* Directions for this task *
Reproduce the records below in their entirety, character for character.

Items from a figure collection
+ + + +

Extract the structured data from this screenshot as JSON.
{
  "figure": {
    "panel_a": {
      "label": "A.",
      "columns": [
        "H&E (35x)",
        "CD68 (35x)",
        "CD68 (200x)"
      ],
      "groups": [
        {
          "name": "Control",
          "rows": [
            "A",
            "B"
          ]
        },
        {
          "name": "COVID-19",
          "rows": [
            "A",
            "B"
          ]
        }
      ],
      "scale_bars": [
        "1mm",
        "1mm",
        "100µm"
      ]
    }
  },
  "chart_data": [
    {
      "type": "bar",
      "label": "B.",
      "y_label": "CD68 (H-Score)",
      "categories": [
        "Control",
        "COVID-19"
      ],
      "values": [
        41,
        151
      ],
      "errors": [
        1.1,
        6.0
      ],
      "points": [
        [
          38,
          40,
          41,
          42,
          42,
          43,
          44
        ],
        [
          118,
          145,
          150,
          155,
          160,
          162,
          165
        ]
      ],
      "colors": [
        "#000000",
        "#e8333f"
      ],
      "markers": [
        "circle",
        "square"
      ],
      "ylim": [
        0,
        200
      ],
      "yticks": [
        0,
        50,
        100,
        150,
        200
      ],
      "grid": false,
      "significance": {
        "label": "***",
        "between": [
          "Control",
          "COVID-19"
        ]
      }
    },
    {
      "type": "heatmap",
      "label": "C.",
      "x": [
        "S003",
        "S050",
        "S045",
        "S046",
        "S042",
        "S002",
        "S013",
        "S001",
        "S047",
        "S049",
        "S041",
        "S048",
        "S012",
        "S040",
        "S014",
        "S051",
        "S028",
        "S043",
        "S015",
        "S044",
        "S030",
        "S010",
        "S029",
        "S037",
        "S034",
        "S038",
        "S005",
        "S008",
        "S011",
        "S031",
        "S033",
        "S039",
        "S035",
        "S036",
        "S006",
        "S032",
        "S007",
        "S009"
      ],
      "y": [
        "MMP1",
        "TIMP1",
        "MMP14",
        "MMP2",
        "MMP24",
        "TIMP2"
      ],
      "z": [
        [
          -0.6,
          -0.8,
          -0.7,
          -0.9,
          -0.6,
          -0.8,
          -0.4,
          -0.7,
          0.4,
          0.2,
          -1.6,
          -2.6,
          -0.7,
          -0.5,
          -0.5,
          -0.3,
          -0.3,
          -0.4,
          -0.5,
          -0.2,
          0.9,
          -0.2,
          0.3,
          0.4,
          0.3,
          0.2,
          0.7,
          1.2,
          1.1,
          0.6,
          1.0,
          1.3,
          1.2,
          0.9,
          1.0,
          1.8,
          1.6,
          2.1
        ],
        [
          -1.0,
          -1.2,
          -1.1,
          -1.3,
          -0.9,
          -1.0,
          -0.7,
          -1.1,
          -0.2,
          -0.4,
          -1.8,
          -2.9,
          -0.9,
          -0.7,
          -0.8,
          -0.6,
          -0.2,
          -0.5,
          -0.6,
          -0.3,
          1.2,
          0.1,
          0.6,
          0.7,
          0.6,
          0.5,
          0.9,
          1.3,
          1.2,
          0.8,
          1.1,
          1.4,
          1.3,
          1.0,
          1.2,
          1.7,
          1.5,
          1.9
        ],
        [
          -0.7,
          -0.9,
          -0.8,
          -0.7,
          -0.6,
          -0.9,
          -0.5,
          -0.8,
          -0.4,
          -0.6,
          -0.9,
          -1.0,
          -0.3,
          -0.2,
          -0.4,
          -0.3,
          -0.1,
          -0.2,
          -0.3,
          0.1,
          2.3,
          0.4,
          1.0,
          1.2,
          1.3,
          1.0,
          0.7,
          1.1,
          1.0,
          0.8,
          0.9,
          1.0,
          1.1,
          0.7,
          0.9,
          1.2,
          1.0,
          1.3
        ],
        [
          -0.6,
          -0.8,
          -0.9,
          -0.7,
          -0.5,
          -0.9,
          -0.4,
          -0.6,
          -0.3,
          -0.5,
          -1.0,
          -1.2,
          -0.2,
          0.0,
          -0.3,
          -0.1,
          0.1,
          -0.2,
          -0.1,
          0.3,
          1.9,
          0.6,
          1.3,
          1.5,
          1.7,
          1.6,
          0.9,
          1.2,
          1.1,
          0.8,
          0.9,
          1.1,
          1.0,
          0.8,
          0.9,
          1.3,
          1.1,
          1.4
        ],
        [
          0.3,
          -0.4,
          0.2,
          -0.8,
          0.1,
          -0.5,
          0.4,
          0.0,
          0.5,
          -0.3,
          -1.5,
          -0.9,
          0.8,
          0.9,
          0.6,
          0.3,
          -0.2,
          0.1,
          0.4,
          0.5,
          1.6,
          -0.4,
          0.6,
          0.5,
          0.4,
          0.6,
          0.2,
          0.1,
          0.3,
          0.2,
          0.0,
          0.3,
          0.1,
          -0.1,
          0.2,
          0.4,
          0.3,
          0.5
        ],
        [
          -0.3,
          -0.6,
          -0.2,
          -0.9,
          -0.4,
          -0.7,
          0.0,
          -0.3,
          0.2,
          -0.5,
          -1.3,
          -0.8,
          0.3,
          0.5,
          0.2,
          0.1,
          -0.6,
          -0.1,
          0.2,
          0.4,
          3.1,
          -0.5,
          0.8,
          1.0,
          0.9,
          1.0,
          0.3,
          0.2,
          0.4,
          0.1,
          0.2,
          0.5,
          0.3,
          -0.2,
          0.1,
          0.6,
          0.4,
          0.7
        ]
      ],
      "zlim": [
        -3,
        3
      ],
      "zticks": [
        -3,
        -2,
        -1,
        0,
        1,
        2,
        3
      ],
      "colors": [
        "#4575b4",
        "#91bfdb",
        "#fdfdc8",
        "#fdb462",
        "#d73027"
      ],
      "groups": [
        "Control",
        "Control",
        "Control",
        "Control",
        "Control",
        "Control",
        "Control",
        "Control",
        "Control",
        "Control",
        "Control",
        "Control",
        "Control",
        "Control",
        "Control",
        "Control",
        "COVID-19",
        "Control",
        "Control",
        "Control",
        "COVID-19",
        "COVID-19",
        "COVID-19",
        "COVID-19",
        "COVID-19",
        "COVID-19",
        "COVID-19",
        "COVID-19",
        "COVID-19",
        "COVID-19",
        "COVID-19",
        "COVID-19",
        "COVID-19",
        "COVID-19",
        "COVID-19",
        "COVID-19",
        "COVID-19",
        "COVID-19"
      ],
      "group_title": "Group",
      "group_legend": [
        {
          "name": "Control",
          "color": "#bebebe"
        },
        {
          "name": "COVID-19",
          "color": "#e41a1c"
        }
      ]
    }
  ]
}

+ + + +

* Exercise response *
Extract the structured data from this screenshot as JSON.
{
  "figure": {
    "panel_a": {
      "label": "A.",
      "columns": [
        "H&E (35x)",
        "CD68 (35x)",
        "CD68 (200x)"
      ],
      "groups": [
        {
          "name": "Control",
          "rows": [
            "A",
            "B"
          ]
        },
        {
          "name": "COVID-19",
          "rows": [
            "A",
            "B"
          ]
        }
      ],
      "scale_bars": [
        "1mm",
        "1mm",
        "100µm"
      ]
    }
  },
  "chart_data": [
    {
      "type": "bar",
      "label": "B.",
      "y_label": "CD68 (H-Score)",
      "categories": [
        "Control",
        "COVID-19"
      ],
      "values": [
        41,
        151
      ],
      "errors": [
        1.1,
        6.0
      ],
      "points": [
        [
          38,
          40,
          41,
          42,
          42,
          43,
          44
        ],
        [
          118,
          145,
          150,
          155,
          160,
          162,
          165
        ]
      ],
      "colors": [
        "#000000",
        "#e8333f"
      ],
      "markers": [
        "circle",
        "square"
      ],
      "ylim": [
        0,
        200
      ],
      "yticks": [
        0,
        50,
        100,
        150,
        200
      ],
      "grid": false,
      "significance": {
        "label": "***",
        "between": [
          "Control",
          "COVID-19"
        ]
      }
    },
    {
      "type": "heatmap",
      "label": "C.",
      "x": [
        "S003",
        "S050",
        "S045",
        "S046",
        "S042",
        "S002",
        "S013",
        "S001",
        "S047",
        "S049",
        "S041",
        "S048",
        "S012",
        "S040",
        "S014",
        "S051",
        "S028",
        "S043",
        "S015",
        "S044",
        "S030",
        "S010",
        "S029",
        "S037",
        "S034",
        "S038",
        "S005",
        "S008",
        "S011",
        "S031",
        "S033",
        "S039",
        "S035",
        "S036",
        "S006",
        "S032",
        "S007",
        "S009"
      ],
      "y": [
        "MMP1",
        "TIMP1",
        "MMP14",
        "MMP2",
        "MMP24",
        "TIMP2"
      ],
      "z": [
        [
          -0.6,
          -0.8,
          -0.7,
          -0.9,
          -0.6,
          -0.8,
          -0.4,
          -0.7,
          0.4,
          0.2,
          -1.6,
          -2.6,
          -0.7,
          -0.5,
          -0.5,
          -0.3,
          -0.3,
          -0.4,
          -0.5,
          -0.2,
          0.9,
          -0.2,
          0.3,
          0.4,
          0.3,
          0.2,
          0.7,
          1.2,
          1.1,
          0.6,
          1.0,
          1.3,
          1.2,
          0.9,
          1.0,
          1.8,
          1.6,
          2.1
        ],
        [
          -1.0,
          -1.2,
          -1.1,
          -1.3,
          -0.9,
          -1.0,
          -0.7,
          -1.1,
          -0.2,
          -0.4,
          -1.8,
          -2.9,
          -0.9,
          -0.7,
          -0.8,
          -0.6,
          -0.2,
          -0.5,
          -0.6,
          -0.3,
          1.2,
          0.1,
          0.6,
          0.7,
          0.6,
          0.5,
          0.9,
          1.3,
          1.2,
          0.8,
          1.1,
          1.4,
          1.3,
          1.0,
          1.2,
          1.7,
          1.5,
          1.9
        ],
        [
          -0.7,
          -0.9,
          -0.8,
          -0.7,
          -0.6,
          -0.9,
          -0.5,
          -0.8,
          -0.4,
          -0.6,
          -0.9,
          -1.0,
          -0.3,
          -0.2,
          -0.4,
          -0.3,
          -0.1,
          -0.2,
          -0.3,
          0.1,
          2.3,
          0.4,
          1.0,
          1.2,
          1.3,
          1.0,
          0.7,
          1.1,
          1.0,
          0.8,
          0.9,
          1.0,
          1.1,
          0.7,
          0.9,
          1.2,
          1.0,
          1.3
        ],
        [
          -0.6,
          -0.8,
          -0.9,
          -0.7,
          -0.5,
          -0.9,
          -0.4,
          -0.6,
          -0.3,
          -0.5,
          -1.0,
          -1.2,
          -0.2,
          0.0,
          -0.3,
          -0.1,
          0.1,
          -0.2,
          -0.1,
          0.3,
          1.9,
          0.6,
          1.3,
          1.5,
          1.7,
          1.6,
          0.9,
          1.2,
          1.1,
          0.8,
          0.9,
          1.1,
          1.0,
          0.8,
          0.9,
          1.3,
          1.1,
          1.4
        ],
        [
          0.3,
          -0.4,
          0.2,
          -0.8,
          0.1,
          -0.5,
          0.4,
          0.0,
          0.5,
          -0.3,
          -1.5,
          -0.9,
          0.8,
          0.9,
          0.6,
          0.3,
          -0.2,
          0.1,
          0.4,
          0.5,
          1.6,
          -0.4,
          0.6,
          0.5,
          0.4,
          0.6,
          0.2,
          0.1,
          0.3,
          0.2,
          0.0,
          0.3,
          0.1,
          -0.1,
          0.2,
          0.4,
          0.3,
          0.5
        ],
        [
          -0.3,
          -0.6,
          -0.2,
          -0.9,
          -0.4,
          -0.7,
          0.0,
          -0.3,
          0.2,
          -0.5,
          -1.3,
          -0.8,
          0.3,
          0.5,
          0.2,
          0.1,
          -0.6,
          -0.1,
          0.2,
          0.4,
          3.1,
          -0.5,
          0.8,
          1.0,
          0.9,
          1.0,
          0.3,
          0.2,
          0.4,
          0.1,
          0.2,
          0.5,
          0.3,
          -0.2,
          0.1,
          0.6,
          0.4,
          0.7
        ]
      ],
      "zlim": [
        -3,
        3
      ],
      "zticks": [
        -3,
        -2,
        -1,
        0,
        1,
        2,
        3
      ],
      "colors": [
        "#4575b4",
        "#91bfdb",
        "#fdfdc8",
        "#fdb462",
        "#d73027"
      ],
      "groups": [
        "Control",
        "Control",
        "Control",
        "Control",
        "Control",
        "Control",
        "Control",
        "Control",
        "Control",
        "Control",
        "Control",
        "Control",
        "Control",
        "Control",
        "Control",
        "Control",
        "COVID-19",
        "Control",
        "Control",
        "Control",
        "COVID-19",
        "COVID-19",
        "COVID-19",
        "COVID-19",
        "COVID-19",
        "COVID-19",
        "COVID-19",
        "COVID-19",
        "COVID-19",
        "COVID-19",
        "COVID-19",
        "COVID-19",
        "COVID-19",
        "COVID-19",
        "COVID-19",
        "COVID-19",
        "COVID-19",
        "COVID-19"
      ],
      "group_title": "Group",
      "group_legend": [
        {
          "name": "Control",
          "color": "#bebebe"
        },
        {
          "name": "COVID-19",
          "color": "#e41a1c"
        }
      ]
    }
  ]
}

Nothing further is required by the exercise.